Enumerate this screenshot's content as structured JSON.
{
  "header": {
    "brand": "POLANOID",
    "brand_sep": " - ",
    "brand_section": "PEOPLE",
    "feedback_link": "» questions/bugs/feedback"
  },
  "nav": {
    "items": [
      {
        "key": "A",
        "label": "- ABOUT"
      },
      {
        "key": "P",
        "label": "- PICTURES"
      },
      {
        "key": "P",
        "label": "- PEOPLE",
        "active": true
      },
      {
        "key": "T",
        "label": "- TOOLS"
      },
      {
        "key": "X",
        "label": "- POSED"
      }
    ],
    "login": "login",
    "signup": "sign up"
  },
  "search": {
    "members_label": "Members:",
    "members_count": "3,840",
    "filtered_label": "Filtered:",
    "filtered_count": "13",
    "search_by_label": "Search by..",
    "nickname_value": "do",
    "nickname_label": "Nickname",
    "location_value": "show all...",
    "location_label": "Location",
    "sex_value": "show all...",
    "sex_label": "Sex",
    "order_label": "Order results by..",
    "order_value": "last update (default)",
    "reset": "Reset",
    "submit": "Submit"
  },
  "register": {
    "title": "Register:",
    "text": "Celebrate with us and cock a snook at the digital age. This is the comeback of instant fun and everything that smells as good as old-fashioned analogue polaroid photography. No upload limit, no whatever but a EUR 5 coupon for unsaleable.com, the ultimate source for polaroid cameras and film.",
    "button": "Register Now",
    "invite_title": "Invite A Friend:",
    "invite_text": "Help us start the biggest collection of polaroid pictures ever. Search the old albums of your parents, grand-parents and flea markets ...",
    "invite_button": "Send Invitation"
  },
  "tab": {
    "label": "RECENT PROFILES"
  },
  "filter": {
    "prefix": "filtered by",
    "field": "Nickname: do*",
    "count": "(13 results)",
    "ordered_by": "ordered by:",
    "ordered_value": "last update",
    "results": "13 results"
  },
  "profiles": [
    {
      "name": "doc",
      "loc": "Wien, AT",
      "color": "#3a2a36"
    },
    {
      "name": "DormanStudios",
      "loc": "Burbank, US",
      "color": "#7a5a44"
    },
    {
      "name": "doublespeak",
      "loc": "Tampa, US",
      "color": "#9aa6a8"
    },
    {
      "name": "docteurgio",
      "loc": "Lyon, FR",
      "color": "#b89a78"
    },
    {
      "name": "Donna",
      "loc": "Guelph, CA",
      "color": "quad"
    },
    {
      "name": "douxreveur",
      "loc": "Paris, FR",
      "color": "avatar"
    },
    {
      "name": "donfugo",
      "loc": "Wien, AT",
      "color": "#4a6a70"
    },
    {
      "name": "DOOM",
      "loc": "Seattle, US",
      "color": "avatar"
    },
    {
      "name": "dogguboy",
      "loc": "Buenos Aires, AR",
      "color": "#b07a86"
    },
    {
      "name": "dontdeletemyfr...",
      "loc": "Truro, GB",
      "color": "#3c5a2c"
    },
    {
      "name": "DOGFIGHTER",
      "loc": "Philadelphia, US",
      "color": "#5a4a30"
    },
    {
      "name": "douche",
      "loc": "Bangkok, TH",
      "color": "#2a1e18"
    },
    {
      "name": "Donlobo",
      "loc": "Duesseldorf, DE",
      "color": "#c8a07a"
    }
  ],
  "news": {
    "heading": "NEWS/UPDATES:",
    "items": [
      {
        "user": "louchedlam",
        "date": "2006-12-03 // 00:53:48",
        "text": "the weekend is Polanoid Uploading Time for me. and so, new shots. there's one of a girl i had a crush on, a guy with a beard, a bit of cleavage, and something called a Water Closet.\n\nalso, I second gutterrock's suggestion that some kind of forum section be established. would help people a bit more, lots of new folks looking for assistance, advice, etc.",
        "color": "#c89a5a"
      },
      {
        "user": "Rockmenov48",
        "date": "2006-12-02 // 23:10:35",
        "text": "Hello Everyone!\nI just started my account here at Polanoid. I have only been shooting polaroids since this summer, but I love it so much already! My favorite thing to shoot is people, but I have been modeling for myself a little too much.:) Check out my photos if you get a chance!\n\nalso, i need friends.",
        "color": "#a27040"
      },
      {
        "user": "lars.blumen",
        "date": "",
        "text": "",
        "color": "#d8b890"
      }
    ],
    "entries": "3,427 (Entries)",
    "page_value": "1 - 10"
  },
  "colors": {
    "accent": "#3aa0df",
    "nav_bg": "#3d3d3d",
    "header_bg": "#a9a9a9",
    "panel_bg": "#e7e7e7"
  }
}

[Stated goal]: Pick out the lines that contain "last" and copy them.

[Solution for this problem]:
    "order_value": "last update (default)",
    "ordered_value": "last update",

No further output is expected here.